_Exercise details_: Copy all lines in which the word "this" can be found.

Lines of data
## begin

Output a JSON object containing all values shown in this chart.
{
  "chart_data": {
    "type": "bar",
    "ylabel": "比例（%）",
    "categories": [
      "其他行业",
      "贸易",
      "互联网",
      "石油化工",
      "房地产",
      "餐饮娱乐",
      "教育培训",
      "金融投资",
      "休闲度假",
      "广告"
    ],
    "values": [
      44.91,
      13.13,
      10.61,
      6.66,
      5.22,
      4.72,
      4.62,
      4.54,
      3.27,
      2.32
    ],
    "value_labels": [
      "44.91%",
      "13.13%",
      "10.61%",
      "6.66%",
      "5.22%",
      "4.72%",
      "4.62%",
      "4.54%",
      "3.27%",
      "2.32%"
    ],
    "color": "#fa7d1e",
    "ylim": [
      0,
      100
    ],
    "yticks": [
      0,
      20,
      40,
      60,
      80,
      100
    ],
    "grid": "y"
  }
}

## end
## begin

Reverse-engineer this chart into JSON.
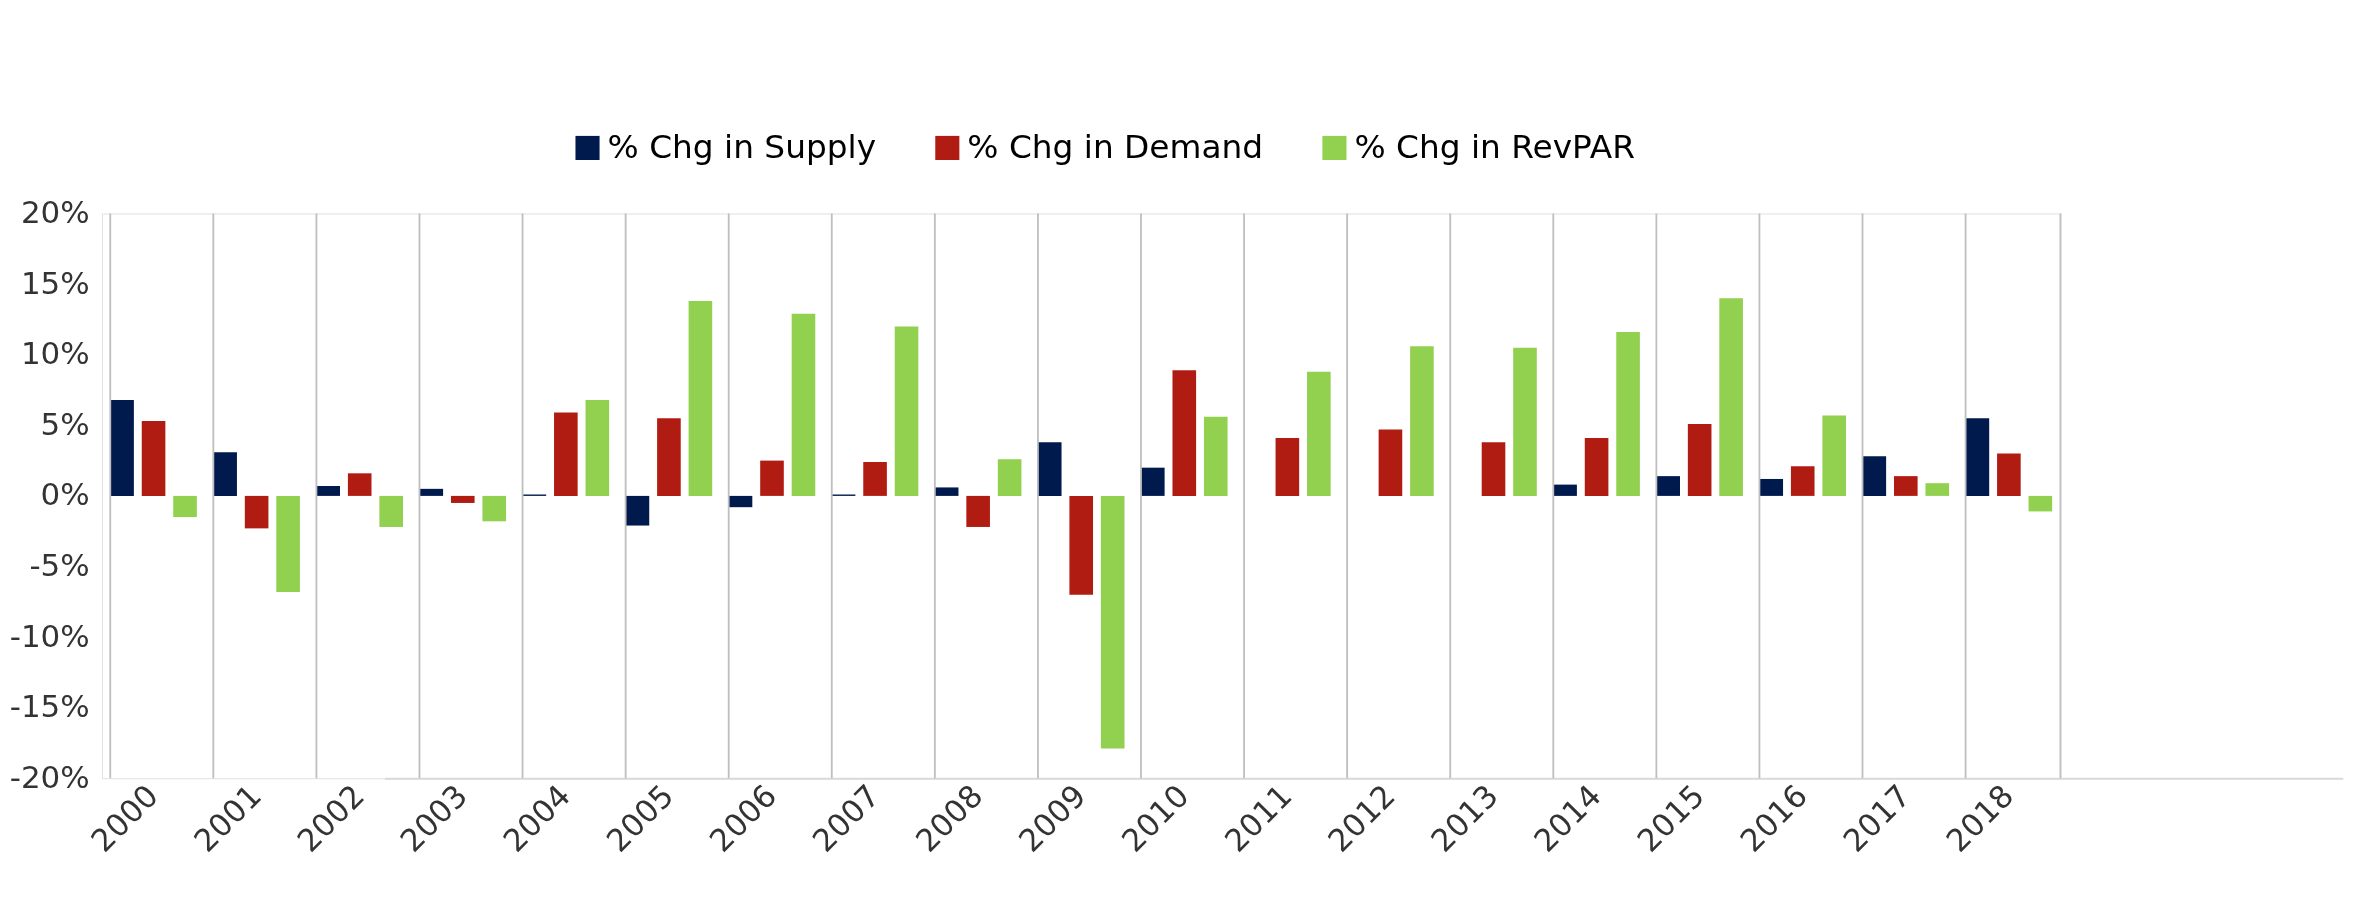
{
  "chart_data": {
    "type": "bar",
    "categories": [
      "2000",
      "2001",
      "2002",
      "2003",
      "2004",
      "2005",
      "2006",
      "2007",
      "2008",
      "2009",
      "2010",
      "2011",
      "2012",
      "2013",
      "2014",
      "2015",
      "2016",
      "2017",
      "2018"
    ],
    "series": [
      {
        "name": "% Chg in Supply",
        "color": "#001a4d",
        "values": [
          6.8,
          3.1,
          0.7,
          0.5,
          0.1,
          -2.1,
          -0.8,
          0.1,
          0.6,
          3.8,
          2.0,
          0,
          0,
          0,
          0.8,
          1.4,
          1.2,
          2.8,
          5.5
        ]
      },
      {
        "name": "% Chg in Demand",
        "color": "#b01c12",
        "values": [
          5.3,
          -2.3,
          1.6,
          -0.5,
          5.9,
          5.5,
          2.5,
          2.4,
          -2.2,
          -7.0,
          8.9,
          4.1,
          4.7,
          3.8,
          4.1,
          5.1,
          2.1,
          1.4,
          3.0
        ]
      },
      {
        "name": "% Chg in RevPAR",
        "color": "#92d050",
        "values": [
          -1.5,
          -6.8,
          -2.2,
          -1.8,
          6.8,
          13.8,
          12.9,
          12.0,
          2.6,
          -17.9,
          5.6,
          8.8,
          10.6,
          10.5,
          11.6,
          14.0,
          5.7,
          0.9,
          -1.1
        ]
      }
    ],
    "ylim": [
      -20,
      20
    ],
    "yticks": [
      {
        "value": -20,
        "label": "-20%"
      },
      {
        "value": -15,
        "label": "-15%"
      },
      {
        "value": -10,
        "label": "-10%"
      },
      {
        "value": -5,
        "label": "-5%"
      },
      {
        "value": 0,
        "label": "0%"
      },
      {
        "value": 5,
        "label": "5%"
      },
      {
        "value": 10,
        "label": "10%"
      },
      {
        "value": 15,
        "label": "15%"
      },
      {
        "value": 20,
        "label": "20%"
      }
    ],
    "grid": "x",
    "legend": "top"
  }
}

## end

_Response to the task_:
Output a JSON object containing all values shown in this chart.
Reverse-engineer this chart into JSON.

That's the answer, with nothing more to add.